# Exercise prompt:
Repeat all entries exactly.

[Start]

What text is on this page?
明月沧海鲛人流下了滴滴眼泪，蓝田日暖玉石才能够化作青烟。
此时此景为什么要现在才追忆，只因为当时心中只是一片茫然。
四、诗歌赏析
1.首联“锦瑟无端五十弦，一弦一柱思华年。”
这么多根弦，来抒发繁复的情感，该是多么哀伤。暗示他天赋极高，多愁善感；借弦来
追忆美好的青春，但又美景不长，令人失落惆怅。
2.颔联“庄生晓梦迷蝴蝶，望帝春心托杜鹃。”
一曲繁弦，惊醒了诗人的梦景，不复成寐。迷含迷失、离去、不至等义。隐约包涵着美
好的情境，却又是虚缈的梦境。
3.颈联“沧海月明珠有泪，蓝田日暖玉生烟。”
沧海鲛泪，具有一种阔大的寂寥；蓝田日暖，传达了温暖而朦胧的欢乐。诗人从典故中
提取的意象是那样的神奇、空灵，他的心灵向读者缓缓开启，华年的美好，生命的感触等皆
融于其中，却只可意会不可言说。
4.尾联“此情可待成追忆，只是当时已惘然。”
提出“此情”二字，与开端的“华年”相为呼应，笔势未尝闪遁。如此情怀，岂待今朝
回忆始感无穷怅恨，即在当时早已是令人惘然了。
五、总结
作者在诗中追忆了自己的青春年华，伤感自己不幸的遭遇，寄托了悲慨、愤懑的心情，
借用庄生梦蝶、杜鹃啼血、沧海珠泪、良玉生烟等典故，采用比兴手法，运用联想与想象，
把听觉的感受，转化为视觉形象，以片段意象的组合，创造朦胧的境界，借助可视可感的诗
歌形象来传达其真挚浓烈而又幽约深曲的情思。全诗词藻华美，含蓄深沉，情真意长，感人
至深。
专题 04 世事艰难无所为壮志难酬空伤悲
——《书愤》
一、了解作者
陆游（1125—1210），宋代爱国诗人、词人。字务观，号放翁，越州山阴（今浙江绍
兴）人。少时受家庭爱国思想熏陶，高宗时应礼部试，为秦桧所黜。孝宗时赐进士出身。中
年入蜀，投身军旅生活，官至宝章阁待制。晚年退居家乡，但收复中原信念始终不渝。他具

[End]

# Final result:
What text is on this page?
明月沧海鲛人流下了滴滴眼泪，蓝田日暖玉石才能够化作青烟。
此时此景为什么要现在才追忆，只因为当时心中只是一片茫然。
四、诗歌赏析
1.首联“锦瑟无端五十弦，一弦一柱思华年。”
这么多根弦，来抒发繁复的情感，该是多么哀伤。暗示他天赋极高，多愁善感；借弦来
追忆美好的青春，但又美景不长，令人失落惆怅。
2.颔联“庄生晓梦迷蝴蝶，望帝春心托杜鹃。”
一曲繁弦，惊醒了诗人的梦景，不复成寐。迷含迷失、离去、不至等义。隐约包涵着美
好的情境，却又是虚缈的梦境。
3.颈联“沧海月明珠有泪，蓝田日暖玉生烟。”
沧海鲛泪，具有一种阔大的寂寥；蓝田日暖，传达了温暖而朦胧的欢乐。诗人从典故中
提取的意象是那样的神奇、空灵，他的心灵向读者缓缓开启，华年的美好，生命的感触等皆
融于其中，却只可意会不可言说。
4.尾联“此情可待成追忆，只是当时已惘然。”
提出“此情”二字，与开端的“华年”相为呼应，笔势未尝闪遁。如此情怀，岂待今朝
回忆始感无穷怅恨，即在当时早已是令人惘然了。
五、总结
作者在诗中追忆了自己的青春年华，伤感自己不幸的遭遇，寄托了悲慨、愤懑的心情，
借用庄生梦蝶、杜鹃啼血、沧海珠泪、良玉生烟等典故，采用比兴手法，运用联想与想象，
把听觉的感受，转化为视觉形象，以片段意象的组合，创造朦胧的境界，借助可视可感的诗
歌形象来传达其真挚浓烈而又幽约深曲的情思。全诗词藻华美，含蓄深沉，情真意长，感人
至深。
专题 04 世事艰难无所为壮志难酬空伤悲
——《书愤》
一、了解作者
陆游（1125—1210），宋代爱国诗人、词人。字务观，号放翁，越州山阴（今浙江绍
兴）人。少时受家庭爱国思想熏陶，高宗时应礼部试，为秦桧所黜。孝宗时赐进士出身。中
年入蜀，投身军旅生活，官至宝章阁待制。晚年退居家乡，但收复中原信念始终不渝。他具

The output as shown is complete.